Copy the entries from the first line through the line that contains "130, 720, 144]", swapping "interactable" for "clickable" and leaving everything else unchanged. Give only those lines.

## Data for this task
▼

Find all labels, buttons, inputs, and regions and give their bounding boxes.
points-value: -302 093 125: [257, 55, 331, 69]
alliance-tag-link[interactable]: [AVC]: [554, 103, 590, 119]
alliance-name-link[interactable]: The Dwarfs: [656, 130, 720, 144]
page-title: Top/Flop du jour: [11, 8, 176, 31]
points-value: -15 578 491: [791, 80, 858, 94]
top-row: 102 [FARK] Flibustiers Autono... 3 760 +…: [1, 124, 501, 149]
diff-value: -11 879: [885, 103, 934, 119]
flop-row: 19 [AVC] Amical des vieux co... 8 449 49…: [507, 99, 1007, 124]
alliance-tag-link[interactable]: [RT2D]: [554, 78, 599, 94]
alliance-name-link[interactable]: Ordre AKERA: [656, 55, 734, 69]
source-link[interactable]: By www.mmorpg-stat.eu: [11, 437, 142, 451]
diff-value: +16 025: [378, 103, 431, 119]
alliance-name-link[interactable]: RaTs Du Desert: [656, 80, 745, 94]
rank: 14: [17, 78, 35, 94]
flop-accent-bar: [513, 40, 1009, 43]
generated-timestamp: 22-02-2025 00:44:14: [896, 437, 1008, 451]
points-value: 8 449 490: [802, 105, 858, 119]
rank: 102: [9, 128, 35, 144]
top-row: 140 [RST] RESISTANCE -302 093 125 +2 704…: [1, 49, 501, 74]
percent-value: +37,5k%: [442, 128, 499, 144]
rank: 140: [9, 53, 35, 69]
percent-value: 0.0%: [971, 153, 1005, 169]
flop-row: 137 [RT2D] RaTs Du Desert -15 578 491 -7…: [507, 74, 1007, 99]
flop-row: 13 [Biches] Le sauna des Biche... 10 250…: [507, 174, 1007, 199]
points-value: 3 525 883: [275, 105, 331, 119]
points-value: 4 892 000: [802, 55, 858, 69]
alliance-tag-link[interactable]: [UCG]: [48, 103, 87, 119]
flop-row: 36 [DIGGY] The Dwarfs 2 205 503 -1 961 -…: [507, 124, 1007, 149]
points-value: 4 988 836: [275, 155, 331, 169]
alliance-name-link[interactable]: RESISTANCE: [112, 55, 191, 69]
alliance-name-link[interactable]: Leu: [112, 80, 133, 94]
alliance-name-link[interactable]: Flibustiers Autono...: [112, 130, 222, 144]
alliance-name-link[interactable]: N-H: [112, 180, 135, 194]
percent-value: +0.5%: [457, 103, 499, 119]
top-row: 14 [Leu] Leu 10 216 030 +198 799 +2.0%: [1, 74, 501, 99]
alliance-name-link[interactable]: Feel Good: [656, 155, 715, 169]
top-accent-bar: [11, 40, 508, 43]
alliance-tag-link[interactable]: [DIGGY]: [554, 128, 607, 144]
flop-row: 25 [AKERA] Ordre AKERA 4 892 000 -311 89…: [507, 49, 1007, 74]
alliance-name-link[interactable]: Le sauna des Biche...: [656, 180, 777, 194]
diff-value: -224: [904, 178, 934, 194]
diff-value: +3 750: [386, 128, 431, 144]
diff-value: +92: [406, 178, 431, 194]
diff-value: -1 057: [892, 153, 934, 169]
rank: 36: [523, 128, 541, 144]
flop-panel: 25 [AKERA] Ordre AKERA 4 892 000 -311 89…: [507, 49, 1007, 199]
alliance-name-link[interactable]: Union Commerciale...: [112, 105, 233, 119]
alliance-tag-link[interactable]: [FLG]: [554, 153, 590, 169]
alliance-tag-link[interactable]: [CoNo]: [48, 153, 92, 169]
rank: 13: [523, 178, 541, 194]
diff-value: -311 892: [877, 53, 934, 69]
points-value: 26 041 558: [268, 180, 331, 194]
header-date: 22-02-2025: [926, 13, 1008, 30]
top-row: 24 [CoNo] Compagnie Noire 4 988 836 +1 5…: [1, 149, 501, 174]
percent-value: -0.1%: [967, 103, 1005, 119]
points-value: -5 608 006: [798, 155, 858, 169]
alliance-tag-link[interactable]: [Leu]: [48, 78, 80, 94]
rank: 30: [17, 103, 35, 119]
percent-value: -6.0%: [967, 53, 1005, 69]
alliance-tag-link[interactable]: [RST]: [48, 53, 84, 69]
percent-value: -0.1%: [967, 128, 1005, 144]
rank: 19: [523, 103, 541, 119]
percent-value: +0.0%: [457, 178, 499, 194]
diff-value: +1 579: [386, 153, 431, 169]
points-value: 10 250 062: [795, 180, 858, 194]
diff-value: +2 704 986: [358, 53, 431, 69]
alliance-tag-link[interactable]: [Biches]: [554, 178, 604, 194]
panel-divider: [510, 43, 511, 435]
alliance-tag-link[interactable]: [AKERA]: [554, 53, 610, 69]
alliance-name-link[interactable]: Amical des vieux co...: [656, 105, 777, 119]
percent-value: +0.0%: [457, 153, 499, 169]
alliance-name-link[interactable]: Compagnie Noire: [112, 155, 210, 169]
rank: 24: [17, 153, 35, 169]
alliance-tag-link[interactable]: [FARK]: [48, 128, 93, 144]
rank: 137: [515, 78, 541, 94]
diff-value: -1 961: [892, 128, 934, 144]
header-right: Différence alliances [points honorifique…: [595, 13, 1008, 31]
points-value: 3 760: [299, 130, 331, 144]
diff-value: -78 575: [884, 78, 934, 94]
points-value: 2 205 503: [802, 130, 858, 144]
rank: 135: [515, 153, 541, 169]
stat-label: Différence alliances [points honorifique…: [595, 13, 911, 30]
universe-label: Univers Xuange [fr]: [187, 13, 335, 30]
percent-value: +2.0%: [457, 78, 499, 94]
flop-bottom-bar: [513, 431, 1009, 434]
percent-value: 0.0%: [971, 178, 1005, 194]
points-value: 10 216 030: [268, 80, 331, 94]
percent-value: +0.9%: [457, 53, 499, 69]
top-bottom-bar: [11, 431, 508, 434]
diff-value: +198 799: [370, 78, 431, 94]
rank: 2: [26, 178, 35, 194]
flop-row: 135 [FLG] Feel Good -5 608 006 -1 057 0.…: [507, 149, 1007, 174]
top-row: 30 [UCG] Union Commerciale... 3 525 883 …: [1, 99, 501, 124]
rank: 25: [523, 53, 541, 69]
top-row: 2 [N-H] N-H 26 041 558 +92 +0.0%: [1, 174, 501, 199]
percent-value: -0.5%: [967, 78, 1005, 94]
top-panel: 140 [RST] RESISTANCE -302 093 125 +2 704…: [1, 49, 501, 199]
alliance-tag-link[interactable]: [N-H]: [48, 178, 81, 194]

▲

## Response for this exercise
Find all labels, buttons, inputs, and regions and give their bounding boxes.
points-value: -302 093 125: [257, 55, 331, 69]
alliance-tag-link[clickable]: [AVC]: [554, 103, 590, 119]
alliance-name-link[clickable]: The Dwarfs: [656, 130, 720, 144]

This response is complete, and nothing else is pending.